DIRECTIONS FOR THIS TASK – Search the material below for the word "brother". Copy every line that has it.

■ ■ ■ ■ ■ ■ ■

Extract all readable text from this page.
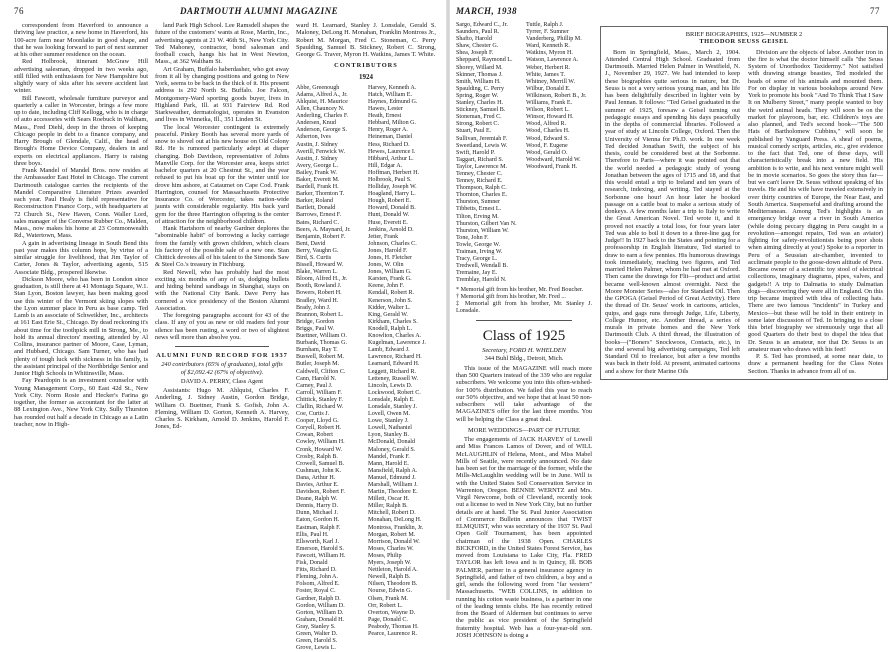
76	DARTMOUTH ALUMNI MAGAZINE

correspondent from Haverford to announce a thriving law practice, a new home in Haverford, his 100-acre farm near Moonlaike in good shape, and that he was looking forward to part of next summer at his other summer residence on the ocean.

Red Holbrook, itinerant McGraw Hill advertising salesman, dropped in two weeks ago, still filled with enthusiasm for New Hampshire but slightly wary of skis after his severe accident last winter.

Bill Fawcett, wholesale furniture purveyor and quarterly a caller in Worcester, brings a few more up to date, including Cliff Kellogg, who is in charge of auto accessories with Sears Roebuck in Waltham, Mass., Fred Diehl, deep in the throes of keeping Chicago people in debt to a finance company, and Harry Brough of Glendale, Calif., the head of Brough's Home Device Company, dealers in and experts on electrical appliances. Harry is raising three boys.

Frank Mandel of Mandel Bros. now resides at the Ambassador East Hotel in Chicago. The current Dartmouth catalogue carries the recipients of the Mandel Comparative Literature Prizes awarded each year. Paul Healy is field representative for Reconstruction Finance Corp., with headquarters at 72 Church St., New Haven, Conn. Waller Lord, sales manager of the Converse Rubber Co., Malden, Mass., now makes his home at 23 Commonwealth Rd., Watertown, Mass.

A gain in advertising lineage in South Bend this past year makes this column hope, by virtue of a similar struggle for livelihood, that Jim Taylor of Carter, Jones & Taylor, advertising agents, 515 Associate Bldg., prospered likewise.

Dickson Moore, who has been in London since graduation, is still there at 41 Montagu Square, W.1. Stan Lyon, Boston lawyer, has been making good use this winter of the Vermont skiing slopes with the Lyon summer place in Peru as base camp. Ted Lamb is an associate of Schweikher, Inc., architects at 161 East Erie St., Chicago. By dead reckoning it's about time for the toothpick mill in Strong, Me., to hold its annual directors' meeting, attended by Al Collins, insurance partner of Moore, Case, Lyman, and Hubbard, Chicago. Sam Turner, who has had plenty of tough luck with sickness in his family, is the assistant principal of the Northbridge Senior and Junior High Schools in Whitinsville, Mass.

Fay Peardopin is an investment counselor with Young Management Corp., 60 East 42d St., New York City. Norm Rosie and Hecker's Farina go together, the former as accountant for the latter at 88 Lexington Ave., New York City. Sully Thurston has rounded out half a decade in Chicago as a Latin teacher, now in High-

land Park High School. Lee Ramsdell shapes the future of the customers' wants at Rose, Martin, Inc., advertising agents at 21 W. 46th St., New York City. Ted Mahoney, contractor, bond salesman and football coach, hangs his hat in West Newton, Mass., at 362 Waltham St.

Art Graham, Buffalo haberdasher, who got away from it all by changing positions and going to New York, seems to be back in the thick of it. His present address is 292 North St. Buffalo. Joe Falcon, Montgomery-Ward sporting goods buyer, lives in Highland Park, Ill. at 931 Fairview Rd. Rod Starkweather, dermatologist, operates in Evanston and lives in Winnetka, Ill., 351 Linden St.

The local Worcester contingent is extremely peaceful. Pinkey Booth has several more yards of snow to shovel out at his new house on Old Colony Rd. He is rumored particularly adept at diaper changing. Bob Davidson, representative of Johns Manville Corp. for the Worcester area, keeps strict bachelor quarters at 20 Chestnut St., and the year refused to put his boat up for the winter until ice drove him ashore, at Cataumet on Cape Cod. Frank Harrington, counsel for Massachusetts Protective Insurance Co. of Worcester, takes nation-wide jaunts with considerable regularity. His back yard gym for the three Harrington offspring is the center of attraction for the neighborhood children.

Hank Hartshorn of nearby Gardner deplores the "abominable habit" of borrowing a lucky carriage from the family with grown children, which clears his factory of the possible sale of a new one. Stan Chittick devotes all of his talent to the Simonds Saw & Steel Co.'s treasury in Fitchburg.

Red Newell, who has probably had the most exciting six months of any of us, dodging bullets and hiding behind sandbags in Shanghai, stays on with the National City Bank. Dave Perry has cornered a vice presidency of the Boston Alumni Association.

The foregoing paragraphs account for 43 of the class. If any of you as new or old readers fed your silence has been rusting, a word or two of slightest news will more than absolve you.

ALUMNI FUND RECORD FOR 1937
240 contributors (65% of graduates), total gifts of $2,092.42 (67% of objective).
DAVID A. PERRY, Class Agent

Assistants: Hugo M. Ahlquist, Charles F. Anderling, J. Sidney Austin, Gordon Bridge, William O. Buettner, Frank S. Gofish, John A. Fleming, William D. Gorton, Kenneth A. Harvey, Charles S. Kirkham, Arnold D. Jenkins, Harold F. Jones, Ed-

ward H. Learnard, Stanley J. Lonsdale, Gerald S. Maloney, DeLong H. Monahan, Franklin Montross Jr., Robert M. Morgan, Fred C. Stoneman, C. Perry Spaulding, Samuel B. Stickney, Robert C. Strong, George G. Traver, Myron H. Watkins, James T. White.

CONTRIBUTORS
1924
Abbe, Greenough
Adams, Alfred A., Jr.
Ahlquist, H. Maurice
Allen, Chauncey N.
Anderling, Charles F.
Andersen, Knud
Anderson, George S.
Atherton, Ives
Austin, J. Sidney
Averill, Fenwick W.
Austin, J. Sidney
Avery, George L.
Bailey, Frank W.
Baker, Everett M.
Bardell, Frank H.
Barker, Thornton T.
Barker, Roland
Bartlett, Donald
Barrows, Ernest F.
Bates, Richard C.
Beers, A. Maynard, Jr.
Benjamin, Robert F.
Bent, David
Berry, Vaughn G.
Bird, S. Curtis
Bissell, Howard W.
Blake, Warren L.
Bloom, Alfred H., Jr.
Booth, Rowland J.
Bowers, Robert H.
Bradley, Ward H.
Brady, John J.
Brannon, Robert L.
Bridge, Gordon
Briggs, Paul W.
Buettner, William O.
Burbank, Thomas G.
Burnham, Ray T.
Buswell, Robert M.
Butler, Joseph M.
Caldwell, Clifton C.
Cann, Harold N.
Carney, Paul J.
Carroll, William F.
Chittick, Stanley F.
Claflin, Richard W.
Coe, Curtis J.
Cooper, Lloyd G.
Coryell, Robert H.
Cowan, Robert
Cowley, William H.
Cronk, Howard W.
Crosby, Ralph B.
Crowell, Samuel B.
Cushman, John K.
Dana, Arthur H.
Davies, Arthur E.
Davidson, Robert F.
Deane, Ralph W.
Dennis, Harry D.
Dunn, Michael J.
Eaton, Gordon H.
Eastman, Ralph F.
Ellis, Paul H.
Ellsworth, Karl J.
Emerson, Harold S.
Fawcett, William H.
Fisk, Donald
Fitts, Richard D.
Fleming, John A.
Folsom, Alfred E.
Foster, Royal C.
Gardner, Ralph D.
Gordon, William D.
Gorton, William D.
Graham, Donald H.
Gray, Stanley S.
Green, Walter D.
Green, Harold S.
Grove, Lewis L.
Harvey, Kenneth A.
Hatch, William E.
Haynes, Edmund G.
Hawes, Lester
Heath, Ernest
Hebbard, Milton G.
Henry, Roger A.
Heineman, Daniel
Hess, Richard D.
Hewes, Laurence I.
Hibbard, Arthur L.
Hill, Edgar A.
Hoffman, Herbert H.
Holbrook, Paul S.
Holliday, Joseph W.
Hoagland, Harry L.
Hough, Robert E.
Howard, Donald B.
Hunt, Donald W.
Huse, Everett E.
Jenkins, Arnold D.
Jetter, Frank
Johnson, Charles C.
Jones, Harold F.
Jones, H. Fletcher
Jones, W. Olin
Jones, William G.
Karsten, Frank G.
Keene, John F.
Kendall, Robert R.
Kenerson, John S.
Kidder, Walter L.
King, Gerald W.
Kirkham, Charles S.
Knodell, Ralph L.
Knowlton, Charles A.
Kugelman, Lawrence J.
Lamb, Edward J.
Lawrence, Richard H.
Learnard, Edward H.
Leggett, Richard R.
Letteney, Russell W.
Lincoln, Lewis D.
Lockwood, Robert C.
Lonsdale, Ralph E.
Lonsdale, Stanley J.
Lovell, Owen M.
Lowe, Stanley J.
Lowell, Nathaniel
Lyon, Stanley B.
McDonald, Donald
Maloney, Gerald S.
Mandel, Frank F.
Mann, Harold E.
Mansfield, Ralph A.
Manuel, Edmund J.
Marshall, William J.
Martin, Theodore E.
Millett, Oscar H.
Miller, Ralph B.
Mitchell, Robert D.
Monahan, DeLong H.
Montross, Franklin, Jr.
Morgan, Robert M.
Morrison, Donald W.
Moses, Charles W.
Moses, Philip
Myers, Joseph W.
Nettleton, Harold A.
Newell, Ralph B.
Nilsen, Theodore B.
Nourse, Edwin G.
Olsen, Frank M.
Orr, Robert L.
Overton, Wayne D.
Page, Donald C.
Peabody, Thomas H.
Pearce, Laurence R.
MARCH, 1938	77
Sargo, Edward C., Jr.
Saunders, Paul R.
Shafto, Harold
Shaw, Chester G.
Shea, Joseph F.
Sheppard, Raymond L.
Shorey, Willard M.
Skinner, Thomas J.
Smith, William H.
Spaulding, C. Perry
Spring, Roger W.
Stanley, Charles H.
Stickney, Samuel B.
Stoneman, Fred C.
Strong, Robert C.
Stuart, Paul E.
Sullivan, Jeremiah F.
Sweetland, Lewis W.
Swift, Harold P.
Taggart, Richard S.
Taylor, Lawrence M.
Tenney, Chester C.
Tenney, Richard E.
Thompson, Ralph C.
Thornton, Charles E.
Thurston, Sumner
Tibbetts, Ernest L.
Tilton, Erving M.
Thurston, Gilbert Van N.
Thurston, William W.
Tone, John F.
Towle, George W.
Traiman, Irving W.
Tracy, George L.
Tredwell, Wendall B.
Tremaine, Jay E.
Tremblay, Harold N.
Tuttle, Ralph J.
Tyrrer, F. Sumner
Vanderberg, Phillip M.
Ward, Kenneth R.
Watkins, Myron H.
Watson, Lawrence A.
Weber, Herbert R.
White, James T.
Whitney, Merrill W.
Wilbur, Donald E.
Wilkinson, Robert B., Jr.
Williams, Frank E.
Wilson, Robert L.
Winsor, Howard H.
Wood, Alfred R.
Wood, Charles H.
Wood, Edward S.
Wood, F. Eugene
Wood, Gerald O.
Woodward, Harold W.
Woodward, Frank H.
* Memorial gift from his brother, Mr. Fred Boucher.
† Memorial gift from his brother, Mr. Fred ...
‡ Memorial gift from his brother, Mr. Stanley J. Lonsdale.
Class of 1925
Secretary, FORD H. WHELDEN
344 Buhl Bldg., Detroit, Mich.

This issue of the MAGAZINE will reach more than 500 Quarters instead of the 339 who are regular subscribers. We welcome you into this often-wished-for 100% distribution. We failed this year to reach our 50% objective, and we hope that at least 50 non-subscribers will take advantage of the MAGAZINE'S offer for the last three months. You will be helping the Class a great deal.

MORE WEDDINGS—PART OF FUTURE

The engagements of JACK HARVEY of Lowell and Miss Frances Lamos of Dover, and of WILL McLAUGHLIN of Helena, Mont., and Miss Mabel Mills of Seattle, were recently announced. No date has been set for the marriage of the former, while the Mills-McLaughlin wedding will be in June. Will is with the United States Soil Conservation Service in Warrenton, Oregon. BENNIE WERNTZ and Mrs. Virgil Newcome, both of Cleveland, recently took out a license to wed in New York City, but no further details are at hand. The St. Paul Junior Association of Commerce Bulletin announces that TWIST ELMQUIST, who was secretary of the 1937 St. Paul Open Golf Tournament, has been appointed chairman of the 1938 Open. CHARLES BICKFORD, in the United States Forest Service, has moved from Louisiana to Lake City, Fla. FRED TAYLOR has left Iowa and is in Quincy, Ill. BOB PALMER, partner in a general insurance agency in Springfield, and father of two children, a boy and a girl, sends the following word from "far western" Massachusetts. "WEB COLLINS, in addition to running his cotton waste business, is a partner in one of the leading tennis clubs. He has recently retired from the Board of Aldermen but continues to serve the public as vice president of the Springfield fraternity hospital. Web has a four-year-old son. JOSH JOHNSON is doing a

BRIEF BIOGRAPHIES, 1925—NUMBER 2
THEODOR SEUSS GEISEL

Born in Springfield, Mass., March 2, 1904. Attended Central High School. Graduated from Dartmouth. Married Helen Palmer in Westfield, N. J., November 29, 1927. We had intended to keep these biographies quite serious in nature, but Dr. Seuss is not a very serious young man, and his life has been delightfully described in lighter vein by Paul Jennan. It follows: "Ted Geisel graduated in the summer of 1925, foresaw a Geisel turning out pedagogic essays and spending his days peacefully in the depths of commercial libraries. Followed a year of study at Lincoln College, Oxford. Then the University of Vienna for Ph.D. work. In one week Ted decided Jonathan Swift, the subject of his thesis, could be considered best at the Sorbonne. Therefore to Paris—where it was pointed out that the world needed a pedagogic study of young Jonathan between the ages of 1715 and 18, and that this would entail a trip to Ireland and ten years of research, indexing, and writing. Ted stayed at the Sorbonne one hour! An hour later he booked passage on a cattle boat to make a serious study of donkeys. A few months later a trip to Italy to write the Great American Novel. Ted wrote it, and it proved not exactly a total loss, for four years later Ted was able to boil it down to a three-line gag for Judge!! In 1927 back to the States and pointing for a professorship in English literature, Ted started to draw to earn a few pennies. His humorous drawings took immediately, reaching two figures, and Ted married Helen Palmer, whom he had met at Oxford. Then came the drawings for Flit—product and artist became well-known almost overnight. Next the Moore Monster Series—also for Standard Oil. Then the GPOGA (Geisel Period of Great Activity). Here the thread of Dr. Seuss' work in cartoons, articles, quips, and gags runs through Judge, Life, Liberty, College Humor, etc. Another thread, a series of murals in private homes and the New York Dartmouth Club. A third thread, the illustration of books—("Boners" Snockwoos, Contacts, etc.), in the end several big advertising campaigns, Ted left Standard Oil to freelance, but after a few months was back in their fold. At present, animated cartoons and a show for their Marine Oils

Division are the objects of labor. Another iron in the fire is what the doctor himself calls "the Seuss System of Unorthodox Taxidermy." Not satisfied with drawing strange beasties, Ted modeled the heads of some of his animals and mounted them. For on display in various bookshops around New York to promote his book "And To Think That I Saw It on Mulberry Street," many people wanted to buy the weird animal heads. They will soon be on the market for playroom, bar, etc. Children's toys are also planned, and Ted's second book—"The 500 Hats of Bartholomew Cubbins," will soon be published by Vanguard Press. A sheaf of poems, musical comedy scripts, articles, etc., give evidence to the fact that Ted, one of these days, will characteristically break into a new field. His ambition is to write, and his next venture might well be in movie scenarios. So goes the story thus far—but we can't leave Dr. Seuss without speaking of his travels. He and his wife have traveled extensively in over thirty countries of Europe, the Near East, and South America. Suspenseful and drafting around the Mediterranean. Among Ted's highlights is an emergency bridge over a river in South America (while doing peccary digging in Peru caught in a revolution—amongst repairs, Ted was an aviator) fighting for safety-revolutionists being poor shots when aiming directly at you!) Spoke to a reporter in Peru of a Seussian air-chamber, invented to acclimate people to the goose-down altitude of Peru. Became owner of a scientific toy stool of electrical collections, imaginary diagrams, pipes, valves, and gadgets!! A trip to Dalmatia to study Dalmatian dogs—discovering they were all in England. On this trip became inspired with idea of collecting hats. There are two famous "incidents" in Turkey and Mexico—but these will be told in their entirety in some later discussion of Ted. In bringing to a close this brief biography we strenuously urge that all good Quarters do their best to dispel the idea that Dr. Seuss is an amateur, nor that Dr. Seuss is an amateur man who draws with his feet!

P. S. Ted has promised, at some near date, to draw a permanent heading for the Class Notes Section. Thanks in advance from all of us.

■ ■ ■ ■ ■ ■ ■

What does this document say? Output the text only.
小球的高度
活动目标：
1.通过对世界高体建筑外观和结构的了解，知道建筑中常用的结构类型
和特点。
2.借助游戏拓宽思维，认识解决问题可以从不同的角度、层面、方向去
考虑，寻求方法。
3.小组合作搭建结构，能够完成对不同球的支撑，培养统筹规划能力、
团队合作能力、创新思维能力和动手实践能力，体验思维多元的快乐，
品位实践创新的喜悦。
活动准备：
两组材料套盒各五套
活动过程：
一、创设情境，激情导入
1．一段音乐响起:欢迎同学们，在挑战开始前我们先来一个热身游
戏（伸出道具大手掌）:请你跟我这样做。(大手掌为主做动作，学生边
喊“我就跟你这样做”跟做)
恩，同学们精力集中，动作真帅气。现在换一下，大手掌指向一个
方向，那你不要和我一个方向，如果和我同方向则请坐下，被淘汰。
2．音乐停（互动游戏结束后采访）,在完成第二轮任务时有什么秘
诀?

■ ■ ■ ■ ■ ■ ■

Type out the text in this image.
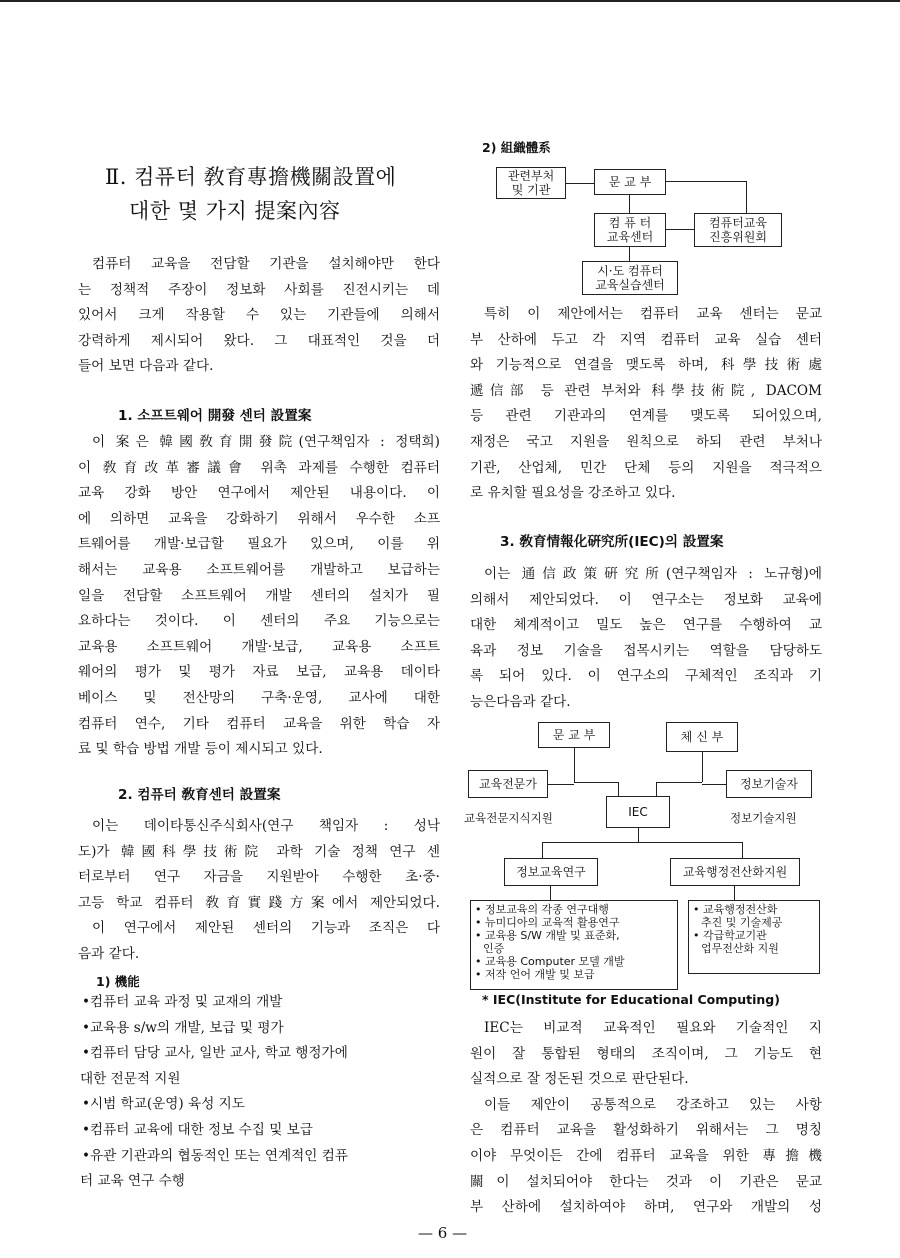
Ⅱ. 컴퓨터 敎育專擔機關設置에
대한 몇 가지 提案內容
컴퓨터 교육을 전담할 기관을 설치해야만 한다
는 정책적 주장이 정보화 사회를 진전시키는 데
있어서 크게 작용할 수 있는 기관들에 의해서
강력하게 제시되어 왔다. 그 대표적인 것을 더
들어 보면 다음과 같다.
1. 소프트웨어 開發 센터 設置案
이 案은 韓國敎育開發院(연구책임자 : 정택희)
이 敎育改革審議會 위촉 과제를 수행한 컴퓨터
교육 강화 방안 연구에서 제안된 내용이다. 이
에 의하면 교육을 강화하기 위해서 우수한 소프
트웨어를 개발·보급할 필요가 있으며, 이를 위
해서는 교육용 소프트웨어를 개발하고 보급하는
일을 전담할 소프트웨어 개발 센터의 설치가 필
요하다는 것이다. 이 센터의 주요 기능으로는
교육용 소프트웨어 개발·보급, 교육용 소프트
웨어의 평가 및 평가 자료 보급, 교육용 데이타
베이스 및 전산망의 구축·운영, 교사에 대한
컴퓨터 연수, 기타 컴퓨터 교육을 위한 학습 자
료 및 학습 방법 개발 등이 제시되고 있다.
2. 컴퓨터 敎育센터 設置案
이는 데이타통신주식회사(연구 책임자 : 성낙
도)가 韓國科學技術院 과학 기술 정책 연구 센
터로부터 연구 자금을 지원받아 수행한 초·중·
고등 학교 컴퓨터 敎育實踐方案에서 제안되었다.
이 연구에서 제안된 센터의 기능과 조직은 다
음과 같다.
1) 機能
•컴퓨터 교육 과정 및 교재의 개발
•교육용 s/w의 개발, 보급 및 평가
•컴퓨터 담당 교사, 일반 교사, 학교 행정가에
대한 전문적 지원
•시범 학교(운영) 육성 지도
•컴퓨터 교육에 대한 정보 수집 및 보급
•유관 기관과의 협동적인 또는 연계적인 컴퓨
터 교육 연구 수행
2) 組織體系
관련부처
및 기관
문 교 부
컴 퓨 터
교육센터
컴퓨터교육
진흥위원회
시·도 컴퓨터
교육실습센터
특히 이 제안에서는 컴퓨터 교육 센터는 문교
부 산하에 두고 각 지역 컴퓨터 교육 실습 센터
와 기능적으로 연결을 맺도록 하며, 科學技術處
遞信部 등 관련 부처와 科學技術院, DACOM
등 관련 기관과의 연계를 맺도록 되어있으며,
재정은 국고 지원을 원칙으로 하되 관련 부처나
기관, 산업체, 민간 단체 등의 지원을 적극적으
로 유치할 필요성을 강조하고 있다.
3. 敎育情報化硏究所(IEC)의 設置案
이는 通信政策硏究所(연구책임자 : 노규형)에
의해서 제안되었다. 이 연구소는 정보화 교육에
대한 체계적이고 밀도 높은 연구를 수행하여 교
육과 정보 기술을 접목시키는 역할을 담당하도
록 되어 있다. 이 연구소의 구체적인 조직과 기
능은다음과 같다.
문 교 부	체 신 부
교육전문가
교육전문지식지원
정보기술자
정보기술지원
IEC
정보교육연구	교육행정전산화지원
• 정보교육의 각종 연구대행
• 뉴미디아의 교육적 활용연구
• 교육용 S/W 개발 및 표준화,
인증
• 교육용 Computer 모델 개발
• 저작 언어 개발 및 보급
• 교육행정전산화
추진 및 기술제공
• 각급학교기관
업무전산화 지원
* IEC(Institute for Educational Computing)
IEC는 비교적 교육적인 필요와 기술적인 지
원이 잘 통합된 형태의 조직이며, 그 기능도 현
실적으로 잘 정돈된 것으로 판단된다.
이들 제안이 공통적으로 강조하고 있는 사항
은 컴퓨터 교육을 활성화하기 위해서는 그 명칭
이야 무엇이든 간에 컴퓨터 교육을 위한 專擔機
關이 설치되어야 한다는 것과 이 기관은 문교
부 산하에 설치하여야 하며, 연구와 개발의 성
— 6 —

■ ■ ■ ■ ■ ■ ■

ANSWER IN FULL –
* Memorial gift from his brother, Mr. Fred Boucher.
† Memorial gift from his brother, Mr. Fred ...
‡ Memorial gift from his brother, Mr. Stanley J. Lonsdale.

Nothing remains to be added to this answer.